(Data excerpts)

>> Start

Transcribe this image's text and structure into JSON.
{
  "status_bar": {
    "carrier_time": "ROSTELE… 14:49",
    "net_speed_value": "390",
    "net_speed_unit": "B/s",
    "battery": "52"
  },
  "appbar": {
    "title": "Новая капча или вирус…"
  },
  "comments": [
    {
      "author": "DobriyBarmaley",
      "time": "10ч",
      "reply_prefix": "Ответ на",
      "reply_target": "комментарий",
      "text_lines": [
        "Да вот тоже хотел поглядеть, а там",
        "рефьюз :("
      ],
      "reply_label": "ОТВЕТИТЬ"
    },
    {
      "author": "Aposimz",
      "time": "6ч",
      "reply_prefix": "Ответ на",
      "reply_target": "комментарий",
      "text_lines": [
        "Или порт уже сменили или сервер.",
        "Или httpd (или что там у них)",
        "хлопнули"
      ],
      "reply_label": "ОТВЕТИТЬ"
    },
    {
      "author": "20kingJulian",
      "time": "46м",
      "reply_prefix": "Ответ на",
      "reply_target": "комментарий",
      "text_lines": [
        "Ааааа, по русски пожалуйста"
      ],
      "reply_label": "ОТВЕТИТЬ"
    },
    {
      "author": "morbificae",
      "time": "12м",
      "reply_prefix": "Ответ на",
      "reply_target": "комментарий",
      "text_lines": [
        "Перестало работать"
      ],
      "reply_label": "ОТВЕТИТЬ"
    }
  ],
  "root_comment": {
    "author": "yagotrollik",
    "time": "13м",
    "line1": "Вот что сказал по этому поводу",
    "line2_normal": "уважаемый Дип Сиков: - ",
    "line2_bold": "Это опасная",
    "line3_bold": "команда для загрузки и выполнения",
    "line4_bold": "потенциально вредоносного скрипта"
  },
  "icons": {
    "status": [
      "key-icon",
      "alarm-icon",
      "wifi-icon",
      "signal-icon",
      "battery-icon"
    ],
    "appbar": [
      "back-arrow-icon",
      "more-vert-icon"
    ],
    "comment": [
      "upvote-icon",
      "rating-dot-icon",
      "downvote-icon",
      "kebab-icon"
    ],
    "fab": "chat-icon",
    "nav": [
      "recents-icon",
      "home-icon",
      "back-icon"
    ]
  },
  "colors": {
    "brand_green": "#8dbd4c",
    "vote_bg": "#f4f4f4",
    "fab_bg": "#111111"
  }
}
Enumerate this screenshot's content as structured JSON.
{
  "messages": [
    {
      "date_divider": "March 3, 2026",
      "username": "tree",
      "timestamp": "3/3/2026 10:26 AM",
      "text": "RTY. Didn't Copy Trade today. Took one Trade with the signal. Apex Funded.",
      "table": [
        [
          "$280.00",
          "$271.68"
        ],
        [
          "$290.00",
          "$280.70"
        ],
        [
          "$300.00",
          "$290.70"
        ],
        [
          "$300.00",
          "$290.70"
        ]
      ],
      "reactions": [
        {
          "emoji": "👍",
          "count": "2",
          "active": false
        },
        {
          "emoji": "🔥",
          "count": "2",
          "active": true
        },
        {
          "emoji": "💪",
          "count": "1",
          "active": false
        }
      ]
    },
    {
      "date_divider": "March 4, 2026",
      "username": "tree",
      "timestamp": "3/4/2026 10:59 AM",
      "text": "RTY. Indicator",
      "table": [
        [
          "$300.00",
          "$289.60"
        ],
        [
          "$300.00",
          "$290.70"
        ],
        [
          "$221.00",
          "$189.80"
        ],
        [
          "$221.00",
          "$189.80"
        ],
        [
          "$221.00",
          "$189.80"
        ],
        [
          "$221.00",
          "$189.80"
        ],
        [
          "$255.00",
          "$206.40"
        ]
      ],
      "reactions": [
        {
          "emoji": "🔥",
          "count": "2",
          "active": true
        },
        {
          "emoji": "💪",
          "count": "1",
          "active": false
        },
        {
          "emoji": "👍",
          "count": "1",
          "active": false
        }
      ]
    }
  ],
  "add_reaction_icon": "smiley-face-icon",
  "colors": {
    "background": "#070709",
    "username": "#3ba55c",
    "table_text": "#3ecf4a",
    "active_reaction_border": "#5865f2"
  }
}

>> End

• [Task directions]
Write down the full listing again, exactly.

• [Answer in full]
Transcribe this image's text and structure into JSON.
{
  "status_bar": {
    "carrier_time": "ROSTELE… 14:49",
    "net_speed_value": "390",
    "net_speed_unit": "B/s",
    "battery": "52"
  },
  "appbar": {
    "title": "Новая капча или вирус…"
  },
  "comments": [
    {
      "author": "DobriyBarmaley",
      "time": "10ч",
      "reply_prefix": "Ответ на",
      "reply_target": "комментарий",
      "text_lines": [
        "Да вот тоже хотел поглядеть, а там",
        "рефьюз :("
      ],
      "reply_label": "ОТВЕТИТЬ"
    },
    {
      "author": "Aposimz",
      "time": "6ч",
      "reply_prefix": "Ответ на",
      "reply_target": "комментарий",
      "text_lines": [
        "Или порт уже сменили или сервер.",
        "Или httpd (или что там у них)",
        "хлопнули"
      ],
      "reply_label": "ОТВЕТИТЬ"
    },
    {
      "author": "20kingJulian",
      "time": "46м",
      "reply_prefix": "Ответ на",
      "reply_target": "комментарий",
      "text_lines": [
        "Ааааа, по русски пожалуйста"
      ],
      "reply_label": "ОТВЕТИТЬ"
    },
    {
      "author": "morbificae",
      "time": "12м",
      "reply_prefix": "Ответ на",
      "reply_target": "комментарий",
      "text_lines": [
        "Перестало работать"
      ],
      "reply_label": "ОТВЕТИТЬ"
    }
  ],
  "root_comment": {
    "author": "yagotrollik",
    "time": "13м",
    "line1": "Вот что сказал по этому поводу",
    "line2_normal": "уважаемый Дип Сиков: - ",
    "line2_bold": "Это опасная",
    "line3_bold": "команда для загрузки и выполнения",
    "line4_bold": "потенциально вредоносного скрипта"
  },
  "icons": {
    "status": [
      "key-icon",
      "alarm-icon",
      "wifi-icon",
      "signal-icon",
      "battery-icon"
    ],
    "appbar": [
      "back-arrow-icon",
      "more-vert-icon"
    ],
    "comment": [
      "upvote-icon",
      "rating-dot-icon",
      "downvote-icon",
      "kebab-icon"
    ],
    "fab": "chat-icon",
    "nav": [
      "recents-icon",
      "home-icon",
      "back-icon"
    ]
  },
  "colors": {
    "brand_green": "#8dbd4c",
    "vote_bg": "#f4f4f4",
    "fab_bg": "#111111"
  }
}
Enumerate this screenshot's content as structured JSON.
{
  "messages": [
    {
      "date_divider": "March 3, 2026",
      "username": "tree",
      "timestamp": "3/3/2026 10:26 AM",
      "text": "RTY. Didn't Copy Trade today. Took one Trade with the signal. Apex Funded.",
      "table": [
        [
          "$280.00",
          "$271.68"
        ],
        [
          "$290.00",
          "$280.70"
        ],
        [
          "$300.00",
          "$290.70"
        ],
        [
          "$300.00",
          "$290.70"
        ]
      ],
      "reactions": [
        {
          "emoji": "👍",
          "count": "2",
          "active": false
        },
        {
          "emoji": "🔥",
          "count": "2",
          "active": true
        },
        {
          "emoji": "💪",
          "count": "1",
          "active": false
        }
      ]
    },
    {
      "date_divider": "March 4, 2026",
      "username": "tree",
      "timestamp": "3/4/2026 10:59 AM",
      "text": "RTY. Indicator",
      "table": [
        [
          "$300.00",
          "$289.60"
        ],
        [
          "$300.00",
          "$290.70"
        ],
        [
          "$221.00",
          "$189.80"
        ],
        [
          "$221.00",
          "$189.80"
        ],
        [
          "$221.00",
          "$189.80"
        ],
        [
          "$221.00",
          "$189.80"
        ],
        [
          "$255.00",
          "$206.40"
        ]
      ],
      "reactions": [
        {
          "emoji": "🔥",
          "count": "2",
          "active": true
        },
        {
          "emoji": "💪",
          "count": "1",
          "active": false
        },
        {
          "emoji": "👍",
          "count": "1",
          "active": false
        }
      ]
    }
  ],
  "add_reaction_icon": "smiley-face-icon",
  "colors": {
    "background": "#070709",
    "username": "#3ba55c",
    "table_text": "#3ecf4a",
    "active_reaction_border": "#5865f2"
  }
}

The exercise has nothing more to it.